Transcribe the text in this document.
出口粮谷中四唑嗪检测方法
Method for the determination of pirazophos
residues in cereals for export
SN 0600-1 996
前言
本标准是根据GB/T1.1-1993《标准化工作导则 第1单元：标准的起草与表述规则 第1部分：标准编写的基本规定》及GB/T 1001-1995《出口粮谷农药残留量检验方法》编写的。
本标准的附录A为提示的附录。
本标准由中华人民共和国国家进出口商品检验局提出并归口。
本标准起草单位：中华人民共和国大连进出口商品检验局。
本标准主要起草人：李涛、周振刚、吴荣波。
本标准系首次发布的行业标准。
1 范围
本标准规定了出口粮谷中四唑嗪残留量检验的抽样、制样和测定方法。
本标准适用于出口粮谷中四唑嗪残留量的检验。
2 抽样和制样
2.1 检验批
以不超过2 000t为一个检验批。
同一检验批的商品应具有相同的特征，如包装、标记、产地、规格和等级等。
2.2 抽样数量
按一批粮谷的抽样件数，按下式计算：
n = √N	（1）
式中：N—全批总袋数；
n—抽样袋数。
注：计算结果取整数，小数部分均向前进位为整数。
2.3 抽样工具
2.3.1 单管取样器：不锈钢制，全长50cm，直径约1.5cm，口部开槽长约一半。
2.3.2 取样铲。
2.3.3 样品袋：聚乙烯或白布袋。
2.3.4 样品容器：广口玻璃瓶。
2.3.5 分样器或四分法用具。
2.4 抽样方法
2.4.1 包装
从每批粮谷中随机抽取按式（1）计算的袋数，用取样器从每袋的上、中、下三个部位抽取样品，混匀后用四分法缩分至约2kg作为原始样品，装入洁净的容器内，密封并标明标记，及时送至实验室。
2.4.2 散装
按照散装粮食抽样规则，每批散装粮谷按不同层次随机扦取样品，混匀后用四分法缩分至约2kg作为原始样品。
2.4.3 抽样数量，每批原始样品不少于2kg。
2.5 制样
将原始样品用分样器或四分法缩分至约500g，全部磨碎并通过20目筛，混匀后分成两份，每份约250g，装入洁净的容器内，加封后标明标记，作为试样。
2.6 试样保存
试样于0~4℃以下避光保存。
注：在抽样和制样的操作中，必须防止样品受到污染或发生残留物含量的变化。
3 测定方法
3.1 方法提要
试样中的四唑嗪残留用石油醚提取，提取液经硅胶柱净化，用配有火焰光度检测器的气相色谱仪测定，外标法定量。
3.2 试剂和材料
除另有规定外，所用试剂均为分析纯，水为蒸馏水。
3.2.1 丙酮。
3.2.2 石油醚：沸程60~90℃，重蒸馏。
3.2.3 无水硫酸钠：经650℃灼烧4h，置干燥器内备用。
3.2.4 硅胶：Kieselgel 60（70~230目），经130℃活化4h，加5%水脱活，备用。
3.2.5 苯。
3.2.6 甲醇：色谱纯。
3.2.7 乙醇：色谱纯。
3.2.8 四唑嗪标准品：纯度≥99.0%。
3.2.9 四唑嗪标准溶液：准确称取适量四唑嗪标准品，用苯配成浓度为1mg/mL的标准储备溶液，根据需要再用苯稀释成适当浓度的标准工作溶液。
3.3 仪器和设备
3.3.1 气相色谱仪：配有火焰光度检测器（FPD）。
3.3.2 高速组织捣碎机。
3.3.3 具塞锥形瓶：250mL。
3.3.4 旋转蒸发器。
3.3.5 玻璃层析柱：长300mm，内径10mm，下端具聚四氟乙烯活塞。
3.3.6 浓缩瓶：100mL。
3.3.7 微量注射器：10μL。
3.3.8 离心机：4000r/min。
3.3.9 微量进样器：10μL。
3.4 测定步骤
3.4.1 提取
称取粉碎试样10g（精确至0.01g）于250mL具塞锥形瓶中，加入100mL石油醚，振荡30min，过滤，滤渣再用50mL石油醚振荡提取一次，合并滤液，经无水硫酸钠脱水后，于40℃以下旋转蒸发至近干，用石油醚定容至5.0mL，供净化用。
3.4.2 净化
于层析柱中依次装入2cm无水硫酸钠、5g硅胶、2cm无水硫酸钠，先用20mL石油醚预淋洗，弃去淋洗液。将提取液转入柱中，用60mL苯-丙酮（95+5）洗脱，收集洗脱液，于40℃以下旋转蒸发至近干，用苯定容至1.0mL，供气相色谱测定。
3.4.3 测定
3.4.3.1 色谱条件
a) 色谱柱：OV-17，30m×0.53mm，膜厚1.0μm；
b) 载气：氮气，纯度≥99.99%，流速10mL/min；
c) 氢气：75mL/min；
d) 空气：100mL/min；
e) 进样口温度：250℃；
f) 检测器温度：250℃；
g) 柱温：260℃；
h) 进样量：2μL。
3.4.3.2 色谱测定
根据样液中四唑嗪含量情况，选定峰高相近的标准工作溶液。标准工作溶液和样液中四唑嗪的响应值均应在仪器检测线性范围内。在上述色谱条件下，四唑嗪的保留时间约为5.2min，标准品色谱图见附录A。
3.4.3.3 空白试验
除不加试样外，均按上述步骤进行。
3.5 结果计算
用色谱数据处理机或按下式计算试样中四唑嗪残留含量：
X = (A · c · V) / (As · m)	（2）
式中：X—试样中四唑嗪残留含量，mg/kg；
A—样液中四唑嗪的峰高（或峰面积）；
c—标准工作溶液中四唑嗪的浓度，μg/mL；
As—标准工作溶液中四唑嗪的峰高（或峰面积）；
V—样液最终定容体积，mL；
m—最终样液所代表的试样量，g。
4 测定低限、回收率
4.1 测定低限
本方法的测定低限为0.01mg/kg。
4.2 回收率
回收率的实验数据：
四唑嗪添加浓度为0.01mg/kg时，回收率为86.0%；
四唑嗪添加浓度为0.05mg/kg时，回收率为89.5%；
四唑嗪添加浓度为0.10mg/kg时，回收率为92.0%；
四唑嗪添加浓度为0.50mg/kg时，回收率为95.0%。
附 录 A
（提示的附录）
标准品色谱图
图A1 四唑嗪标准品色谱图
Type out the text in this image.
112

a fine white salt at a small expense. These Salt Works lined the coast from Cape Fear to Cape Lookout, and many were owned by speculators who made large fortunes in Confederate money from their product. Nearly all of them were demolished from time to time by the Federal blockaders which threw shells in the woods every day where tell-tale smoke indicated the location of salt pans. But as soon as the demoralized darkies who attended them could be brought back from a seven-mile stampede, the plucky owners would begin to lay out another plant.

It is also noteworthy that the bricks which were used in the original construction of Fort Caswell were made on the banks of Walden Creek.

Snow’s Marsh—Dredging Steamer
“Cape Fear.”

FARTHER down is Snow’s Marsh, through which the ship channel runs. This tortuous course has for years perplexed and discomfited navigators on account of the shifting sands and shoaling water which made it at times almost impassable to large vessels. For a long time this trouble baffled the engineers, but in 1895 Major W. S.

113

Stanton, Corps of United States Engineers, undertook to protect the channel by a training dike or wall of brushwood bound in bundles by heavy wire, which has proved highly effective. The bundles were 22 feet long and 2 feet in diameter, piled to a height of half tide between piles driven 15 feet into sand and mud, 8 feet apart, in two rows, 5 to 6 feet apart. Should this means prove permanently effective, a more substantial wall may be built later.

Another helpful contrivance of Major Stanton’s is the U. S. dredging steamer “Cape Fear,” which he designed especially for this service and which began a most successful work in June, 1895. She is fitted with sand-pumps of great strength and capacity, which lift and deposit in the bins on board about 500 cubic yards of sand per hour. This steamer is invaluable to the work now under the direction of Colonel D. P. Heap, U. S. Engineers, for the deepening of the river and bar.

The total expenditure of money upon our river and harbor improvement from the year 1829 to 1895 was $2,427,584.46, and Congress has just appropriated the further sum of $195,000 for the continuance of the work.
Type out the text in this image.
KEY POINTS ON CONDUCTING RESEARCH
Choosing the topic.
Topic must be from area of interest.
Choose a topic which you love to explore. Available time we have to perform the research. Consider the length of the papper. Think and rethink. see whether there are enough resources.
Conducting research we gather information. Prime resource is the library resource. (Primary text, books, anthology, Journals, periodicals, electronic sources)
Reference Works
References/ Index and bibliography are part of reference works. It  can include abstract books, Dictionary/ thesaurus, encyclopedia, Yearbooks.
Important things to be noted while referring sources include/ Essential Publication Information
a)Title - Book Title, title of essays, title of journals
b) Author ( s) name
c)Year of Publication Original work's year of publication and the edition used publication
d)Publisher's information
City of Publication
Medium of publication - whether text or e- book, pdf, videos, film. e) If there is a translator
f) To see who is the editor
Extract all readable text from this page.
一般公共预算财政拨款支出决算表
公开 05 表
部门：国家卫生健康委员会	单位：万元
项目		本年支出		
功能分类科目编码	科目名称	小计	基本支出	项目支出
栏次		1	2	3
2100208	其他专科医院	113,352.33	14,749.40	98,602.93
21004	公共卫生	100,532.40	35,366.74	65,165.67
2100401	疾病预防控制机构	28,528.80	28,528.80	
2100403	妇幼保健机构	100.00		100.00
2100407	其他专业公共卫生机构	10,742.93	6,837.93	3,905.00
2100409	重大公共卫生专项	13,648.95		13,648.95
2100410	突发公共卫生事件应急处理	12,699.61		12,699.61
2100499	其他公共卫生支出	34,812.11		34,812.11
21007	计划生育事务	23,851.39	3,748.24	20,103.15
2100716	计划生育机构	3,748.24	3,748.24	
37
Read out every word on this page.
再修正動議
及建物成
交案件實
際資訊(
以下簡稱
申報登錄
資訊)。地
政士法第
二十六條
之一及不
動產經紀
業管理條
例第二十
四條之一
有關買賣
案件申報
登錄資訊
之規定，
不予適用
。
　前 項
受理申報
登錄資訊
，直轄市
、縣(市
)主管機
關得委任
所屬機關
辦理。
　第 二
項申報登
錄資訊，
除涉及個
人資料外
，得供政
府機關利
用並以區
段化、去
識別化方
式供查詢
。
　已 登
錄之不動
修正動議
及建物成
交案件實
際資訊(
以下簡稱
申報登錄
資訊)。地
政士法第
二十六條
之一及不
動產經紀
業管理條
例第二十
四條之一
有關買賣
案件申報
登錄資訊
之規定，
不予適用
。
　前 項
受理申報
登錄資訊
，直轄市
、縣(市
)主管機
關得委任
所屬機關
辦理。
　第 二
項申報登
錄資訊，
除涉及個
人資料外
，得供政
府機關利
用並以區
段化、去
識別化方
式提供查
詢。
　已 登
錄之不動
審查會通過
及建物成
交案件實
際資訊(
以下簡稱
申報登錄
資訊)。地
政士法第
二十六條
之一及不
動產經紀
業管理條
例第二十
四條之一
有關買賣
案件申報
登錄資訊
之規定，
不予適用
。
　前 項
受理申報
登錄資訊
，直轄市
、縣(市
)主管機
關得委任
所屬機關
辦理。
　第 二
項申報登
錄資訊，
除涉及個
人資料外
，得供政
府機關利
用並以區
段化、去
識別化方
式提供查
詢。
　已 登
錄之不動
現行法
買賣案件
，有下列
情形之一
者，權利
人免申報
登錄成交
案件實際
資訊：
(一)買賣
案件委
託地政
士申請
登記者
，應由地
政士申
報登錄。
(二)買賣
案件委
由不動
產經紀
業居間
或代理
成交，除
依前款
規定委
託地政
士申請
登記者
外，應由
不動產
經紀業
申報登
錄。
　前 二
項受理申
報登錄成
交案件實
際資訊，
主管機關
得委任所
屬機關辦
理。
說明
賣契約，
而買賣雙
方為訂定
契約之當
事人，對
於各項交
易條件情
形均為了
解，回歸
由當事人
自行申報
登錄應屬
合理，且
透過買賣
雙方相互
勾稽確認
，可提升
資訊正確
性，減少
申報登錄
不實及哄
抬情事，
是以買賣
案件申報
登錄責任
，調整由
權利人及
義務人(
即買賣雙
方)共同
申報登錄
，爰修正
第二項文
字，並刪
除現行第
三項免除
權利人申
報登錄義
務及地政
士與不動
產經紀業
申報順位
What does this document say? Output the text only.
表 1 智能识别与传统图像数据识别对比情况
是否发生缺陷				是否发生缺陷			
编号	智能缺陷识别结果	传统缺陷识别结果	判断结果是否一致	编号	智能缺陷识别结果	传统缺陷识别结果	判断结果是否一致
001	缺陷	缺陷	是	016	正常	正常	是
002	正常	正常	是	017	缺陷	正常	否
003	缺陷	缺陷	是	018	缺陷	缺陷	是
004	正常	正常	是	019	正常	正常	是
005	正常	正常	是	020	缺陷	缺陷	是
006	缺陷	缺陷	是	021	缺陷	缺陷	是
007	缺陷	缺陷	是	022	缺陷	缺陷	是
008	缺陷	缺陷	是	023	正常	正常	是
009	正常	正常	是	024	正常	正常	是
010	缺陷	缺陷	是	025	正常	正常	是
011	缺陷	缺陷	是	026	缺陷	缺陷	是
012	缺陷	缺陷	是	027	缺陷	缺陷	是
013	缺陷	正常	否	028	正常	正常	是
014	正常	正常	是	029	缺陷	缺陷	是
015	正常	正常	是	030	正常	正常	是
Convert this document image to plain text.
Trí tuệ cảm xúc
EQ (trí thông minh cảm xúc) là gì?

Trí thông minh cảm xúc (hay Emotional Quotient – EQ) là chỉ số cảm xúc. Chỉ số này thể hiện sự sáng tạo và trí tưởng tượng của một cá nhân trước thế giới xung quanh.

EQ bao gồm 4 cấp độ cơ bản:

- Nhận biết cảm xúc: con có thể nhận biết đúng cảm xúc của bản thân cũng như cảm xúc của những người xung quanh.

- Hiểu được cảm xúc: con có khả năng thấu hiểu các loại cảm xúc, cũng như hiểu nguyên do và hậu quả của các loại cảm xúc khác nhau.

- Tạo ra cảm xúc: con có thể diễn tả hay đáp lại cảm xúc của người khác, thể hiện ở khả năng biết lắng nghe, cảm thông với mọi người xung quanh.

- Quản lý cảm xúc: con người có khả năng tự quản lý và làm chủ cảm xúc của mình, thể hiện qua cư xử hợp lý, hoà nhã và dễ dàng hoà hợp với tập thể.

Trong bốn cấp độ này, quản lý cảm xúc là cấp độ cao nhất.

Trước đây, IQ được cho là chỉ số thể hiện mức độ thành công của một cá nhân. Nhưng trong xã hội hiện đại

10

## The request
From the records given above, copy all lines containing "there".

## Full solution
Choose a topic which you love to explore. Available time we have to perform the research. Consider the length of the papper. Think and rethink. see whether there are enough resources.
Medium of publication - whether text or e- book, pdf, videos, film. e) If there is a translator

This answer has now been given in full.